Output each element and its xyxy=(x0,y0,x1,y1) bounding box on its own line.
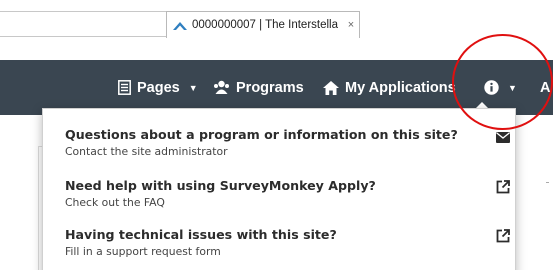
card-border xyxy=(38,146,39,270)
nav-programs-label: Programs xyxy=(236,79,304,96)
help-item-support-request[interactable]: Having technical issues with this site? … xyxy=(65,227,510,258)
chevron-down-icon: ▼ xyxy=(188,82,198,93)
envelope-icon xyxy=(496,128,510,147)
nav-programs[interactable]: Programs xyxy=(213,60,304,115)
help-item-title: Questions about a program or information… xyxy=(65,127,458,142)
external-link-icon xyxy=(496,179,510,198)
help-item-subtitle: Fill in a support request form xyxy=(65,245,221,258)
nav-my-applications[interactable]: My Applications xyxy=(323,60,456,115)
help-item-title: Need help with using SurveyMonkey Apply? xyxy=(65,178,376,193)
tab-close-button[interactable]: × xyxy=(343,19,359,31)
nav-pages-label: Pages xyxy=(137,79,180,96)
help-item-title: Having technical issues with this site? xyxy=(65,227,337,242)
help-item-faq[interactable]: Need help with using SurveyMonkey Apply?… xyxy=(65,178,510,209)
nav-my-applications-label: My Applications xyxy=(345,79,456,96)
site-favicon xyxy=(173,16,187,35)
external-link-icon xyxy=(496,228,510,247)
help-item-contact-admin[interactable]: Questions about a program or information… xyxy=(65,127,510,158)
people-icon xyxy=(213,80,230,95)
browser-tab[interactable]: 0000000007 | The Interstella... × xyxy=(166,11,360,38)
tab-title: 0000000007 | The Interstella... xyxy=(192,19,338,31)
help-item-subtitle: Check out the FAQ xyxy=(65,196,165,209)
help-dropdown-menu: Questions about a program or information… xyxy=(42,108,516,270)
annotation-circle xyxy=(452,34,553,130)
page-divider xyxy=(546,182,549,183)
document-icon xyxy=(118,80,131,95)
help-item-subtitle: Contact the site administrator xyxy=(65,145,228,158)
home-icon xyxy=(323,80,339,95)
nav-pages[interactable]: Pages ▼ xyxy=(118,60,198,115)
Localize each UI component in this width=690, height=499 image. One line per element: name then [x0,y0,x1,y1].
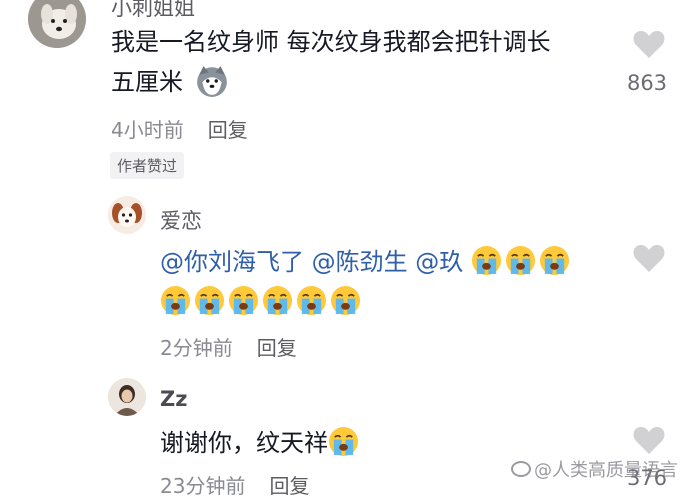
emoji-row [160,282,364,322]
dog-avatar-icon [108,196,146,234]
comment-text: 五厘米 [111,68,183,96]
avatar[interactable] [28,0,86,48]
comment-text: @你刘海飞了 @陈劲生 @玖 [160,242,573,282]
heart-icon[interactable] [632,28,666,60]
mention-link[interactable]: @你刘海飞了 [160,248,304,276]
timestamp: 2分钟前 [160,336,233,360]
crying-emoji-icon [228,285,259,316]
comment-meta: 4小时前 回复 [111,114,248,143]
comment-meta: 23分钟前 回复 [160,470,309,499]
watermark: @人类高质量语言 [511,456,678,482]
crying-emoji-icon [194,285,225,316]
avatar[interactable] [108,196,146,234]
heart-icon[interactable] [632,424,666,456]
username[interactable]: 爱恋 [160,205,202,235]
comment-text-content: 谢谢你，纹天祥 [160,429,328,457]
watermark-text: @人类高质量语言 [534,460,678,481]
timestamp: 23分钟前 [160,474,246,498]
dog-avatar-icon [28,0,86,48]
crying-emoji-icon [160,285,191,316]
person-avatar-icon [108,378,146,416]
timestamp: 4小时前 [111,118,184,142]
crying-emoji-icon [505,245,536,276]
mention-link[interactable]: @玖 [415,248,463,276]
username[interactable]: Zz [160,387,187,411]
comment-text: 谢谢你，纹天祥 [160,423,362,463]
author-liked-badge: 作者赞过 [110,152,185,179]
comment-meta: 2分钟前 回复 [160,332,297,361]
reply-button[interactable]: 回复 [208,118,248,142]
avatar[interactable] [108,378,146,416]
crying-emoji-icon [471,245,502,276]
mention-link[interactable]: @陈劲生 [312,248,408,276]
heart-icon[interactable] [632,242,666,274]
crying-emoji-icon [328,426,359,457]
comment-text-line-2: 五厘米 [111,62,232,102]
husky-emoji-icon [196,66,227,97]
comment-text-line: 我是一名纹身师 每次纹身我都会把针调长 [111,28,551,56]
crying-emoji-icon [330,285,361,316]
like-count: 863 [626,71,668,95]
weibo-icon [511,461,531,477]
crying-emoji-icon [296,285,327,316]
crying-emoji-icon [262,285,293,316]
crying-emoji-icon [539,245,570,276]
reply-button[interactable]: 回复 [257,336,297,360]
reply-button[interactable]: 回复 [269,474,309,498]
username[interactable]: 小刺姐姐 [111,0,195,22]
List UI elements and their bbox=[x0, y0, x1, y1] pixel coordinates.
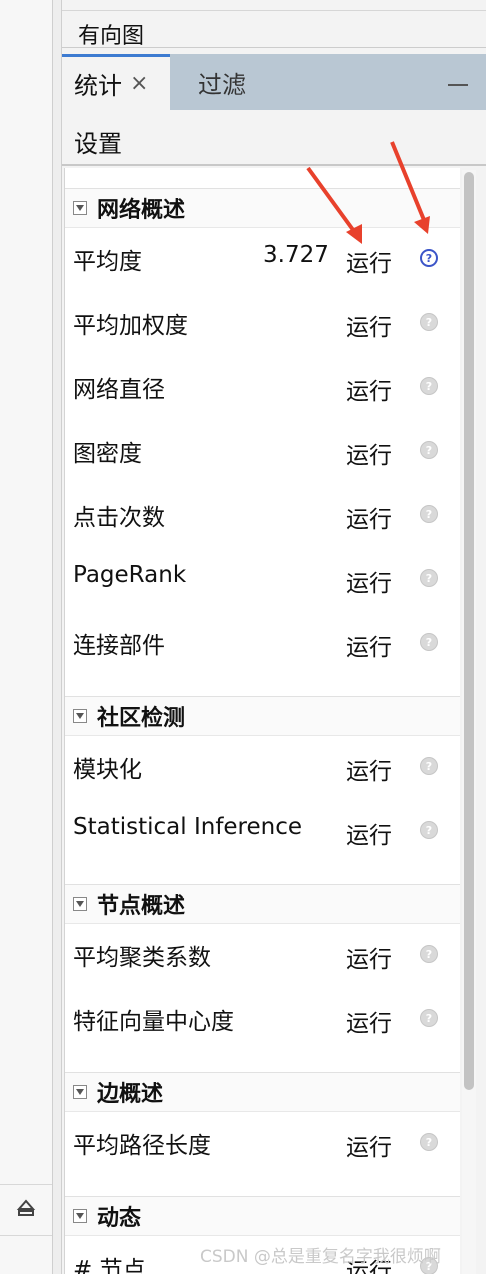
run-button[interactable]: 运行 bbox=[346, 752, 392, 786]
help-icon[interactable]: ? bbox=[420, 757, 438, 775]
statistics-list: 网络概述 平均度 3.727 运行? 平均加权度 运行? 网络直径 运行? 图密度 运行? 点击次数… bbox=[64, 168, 460, 1274]
eject-button[interactable] bbox=[0, 1184, 52, 1236]
statistic-row: 图密度 运行? bbox=[65, 420, 460, 484]
collapse-icon[interactable] bbox=[73, 1209, 87, 1223]
collapse-icon[interactable] bbox=[73, 709, 87, 723]
statistic-label: 图密度 bbox=[73, 441, 142, 467]
help-icon[interactable]: ? bbox=[420, 945, 438, 963]
section-title: 边概述 bbox=[97, 1082, 164, 1107]
statistic-label: 网络直径 bbox=[73, 377, 165, 403]
tab-statistics[interactable]: 统计 × bbox=[62, 54, 170, 110]
tab-filter[interactable]: 过滤 bbox=[184, 54, 246, 110]
statistic-label: Statistical Inference bbox=[73, 814, 303, 840]
run-button[interactable]: 运行 bbox=[346, 564, 392, 598]
statistic-row: 连接部件 运行? bbox=[65, 612, 460, 676]
statistic-label: 平均路径长度 bbox=[73, 1133, 211, 1159]
close-icon[interactable]: × bbox=[130, 71, 148, 96]
help-icon[interactable]: ? bbox=[420, 313, 438, 331]
statistic-row: 模块化 运行? bbox=[65, 736, 460, 800]
section-header[interactable]: 动态 bbox=[65, 1196, 460, 1236]
collapse-icon[interactable] bbox=[73, 201, 87, 215]
statistic-row: PageRank 运行? bbox=[65, 548, 460, 612]
statistic-row: 平均路径长度 运行? bbox=[65, 1112, 460, 1176]
help-icon[interactable]: ? bbox=[420, 1009, 438, 1027]
statistic-value: 3.727 bbox=[263, 242, 329, 268]
help-icon[interactable]: ? bbox=[420, 633, 438, 651]
tab-filter-label: 过滤 bbox=[198, 70, 246, 99]
run-button[interactable]: 运行 bbox=[346, 1128, 392, 1162]
watermark-text: CSDN @总是重复名字我很烦啊 bbox=[200, 1247, 441, 1267]
statistic-label: PageRank bbox=[73, 562, 187, 588]
section-title: 网络概述 bbox=[97, 198, 186, 223]
statistic-label: 平均度 bbox=[73, 249, 142, 275]
help-icon[interactable]: ? bbox=[420, 821, 438, 839]
run-button[interactable]: 运行 bbox=[346, 816, 392, 850]
statistic-label: # 节点 bbox=[73, 1257, 146, 1274]
help-icon[interactable]: ? bbox=[420, 569, 438, 587]
run-button[interactable]: 运行 bbox=[346, 500, 392, 534]
statistic-row: 平均聚类系数 运行? bbox=[65, 924, 460, 988]
statistic-label: 模块化 bbox=[73, 757, 142, 783]
statistic-row: 点击次数 运行? bbox=[65, 484, 460, 548]
vertical-scrollbar[interactable] bbox=[462, 170, 476, 1274]
collapse-icon[interactable] bbox=[73, 1085, 87, 1099]
help-icon[interactable]: ? bbox=[420, 1133, 438, 1151]
tab-bar: 统计 × 过滤 bbox=[62, 54, 486, 110]
minimize-icon[interactable] bbox=[448, 84, 468, 86]
statistic-label: 平均聚类系数 bbox=[73, 945, 211, 971]
panel-divider[interactable] bbox=[52, 0, 62, 1274]
statistic-row: 网络直径 运行? bbox=[65, 356, 460, 420]
run-button[interactable]: 运行 bbox=[346, 372, 392, 406]
section-title: 社区检测 bbox=[97, 706, 186, 731]
section-title: 节点概述 bbox=[97, 894, 186, 919]
run-button[interactable]: 运行 bbox=[346, 308, 392, 342]
help-icon[interactable]: ? bbox=[420, 441, 438, 459]
run-button[interactable]: 运行 bbox=[346, 244, 392, 278]
section-title: 动态 bbox=[97, 1206, 142, 1231]
eject-icon bbox=[16, 1199, 36, 1221]
settings-link[interactable]: 设置 bbox=[62, 110, 486, 166]
left-side-strip bbox=[0, 0, 52, 1274]
run-button[interactable]: 运行 bbox=[346, 940, 392, 974]
tab-statistics-label: 统计 bbox=[74, 72, 122, 100]
section-header[interactable]: 边概述 bbox=[65, 1072, 460, 1112]
statistic-row: Statistical Inference 运行? bbox=[65, 800, 460, 864]
run-button[interactable]: 运行 bbox=[346, 628, 392, 662]
help-icon[interactable]: ? bbox=[420, 505, 438, 523]
scrollbar-thumb[interactable] bbox=[464, 172, 474, 1090]
statistic-row: 平均加权度 运行? bbox=[65, 292, 460, 356]
section-header[interactable]: 社区检测 bbox=[65, 696, 460, 736]
statistics-panel: 有向图 统计 × 过滤 设置 网络概述 平均度 3.727 运行? 平均加权度 运行? 网络… bbox=[62, 0, 486, 1274]
statistic-row: 特征向量中心度 运行? bbox=[65, 988, 460, 1052]
statistic-label: 连接部件 bbox=[73, 633, 165, 659]
statistic-label: 特征向量中心度 bbox=[73, 1009, 234, 1035]
section-header[interactable]: 节点概述 bbox=[65, 884, 460, 924]
graph-type-label: 有向图 bbox=[62, 0, 486, 49]
run-button[interactable]: 运行 bbox=[346, 1004, 392, 1038]
help-icon[interactable]: ? bbox=[420, 377, 438, 395]
collapse-icon[interactable] bbox=[73, 897, 87, 911]
section-header[interactable]: 网络概述 bbox=[65, 188, 460, 228]
run-button[interactable]: 运行 bbox=[346, 436, 392, 470]
statistic-row: 平均度 3.727 运行? bbox=[65, 228, 460, 292]
statistic-label: 点击次数 bbox=[73, 505, 165, 531]
help-icon[interactable]: ? bbox=[420, 249, 438, 267]
statistic-label: 平均加权度 bbox=[73, 313, 188, 339]
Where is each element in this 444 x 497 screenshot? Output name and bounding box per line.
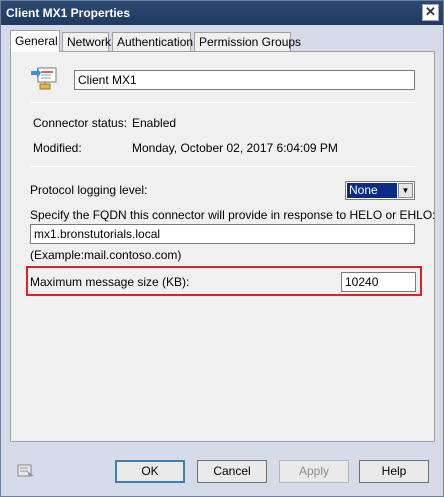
properties-dialog: Client MX1 Properties ✕ General Network … [0,0,444,497]
connector-icon [31,67,57,90]
protocol-logging-select[interactable]: None ▼ [345,181,415,200]
status-value: Enabled [132,116,177,130]
modified-label: Modified: [33,141,82,155]
help-button[interactable]: Help [359,460,429,483]
close-button[interactable]: ✕ [422,4,439,21]
connector-name-field[interactable]: Client MX1 [74,70,415,90]
title-bar: Client MX1 Properties ✕ [1,1,443,25]
window-title: Client MX1 Properties [6,6,131,20]
max-message-size-input[interactable]: 10240 [341,272,416,292]
ok-button[interactable]: OK [115,460,185,483]
modified-value: Monday, October 02, 2017 6:04:09 PM [132,141,338,155]
max-message-size-label: Maximum message size (KB): [30,275,190,289]
tab-network[interactable]: Network [62,32,111,52]
apply-button[interactable]: Apply [279,460,349,483]
tab-permission-groups[interactable]: Permission Groups [194,32,301,52]
cancel-button[interactable]: Cancel [197,460,267,483]
general-panel: Client MX1 Connector status: Enabled Mod… [10,51,436,442]
tab-general[interactable]: General [10,30,60,52]
fqdn-example: (Example:mail.contoso.com) [30,248,182,262]
fqdn-input[interactable]: mx1.bronstutorials.local [30,224,415,244]
fqdn-label: Specify the FQDN this connector will pro… [30,208,436,222]
status-label: Connector status: [33,116,128,130]
protocol-logging-label: Protocol logging level: [30,183,148,197]
protocol-logging-value: None [347,183,397,198]
dialog-info-icon[interactable] [17,462,35,480]
chevron-down-icon[interactable]: ▼ [398,183,413,198]
divider [30,102,415,103]
divider [30,166,415,167]
tab-authentication[interactable]: Authentication [112,32,193,52]
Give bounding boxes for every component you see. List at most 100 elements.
----------
> **Requirements**:
Repeat the lines from the line containing "emoji-row [160,282,364,322]" through the line containing "crying-emoji-icon [160,285,191,316]", inclusive, keeping each one unchanged.

> **Expected answer**:
emoji-row [160,282,364,322]
dog-avatar-icon [108,196,146,234]
comment-text: 五厘米 [111,68,183,96]
avatar[interactable] [28,0,86,48]
comment-text: @你刘海飞了 @陈劲生 @玖 [160,242,573,282]
heart-icon[interactable] [632,28,666,60]
mention-link[interactable]: @你刘海飞了 [160,248,304,276]
timestamp: 2分钟前 [160,336,233,360]
crying-emoji-icon [228,285,259,316]
comment-meta: 4小时前 回复 [111,114,248,143]
comment-meta: 23分钟前 回复 [160,470,309,499]
watermark: @人类高质量语言 [511,456,678,482]
crying-emoji-icon [194,285,225,316]
avatar[interactable] [108,196,146,234]
heart-icon[interactable] [632,424,666,456]
username[interactable]: 爱恋 [160,205,202,235]
comment-text-content: 谢谢你，纹天祥 [160,429,328,457]
watermark-text: @人类高质量语言 [534,460,678,481]
timestamp: 23分钟前 [160,474,246,498]
dog-avatar-icon [28,0,86,48]
crying-emoji-icon [160,285,191,316]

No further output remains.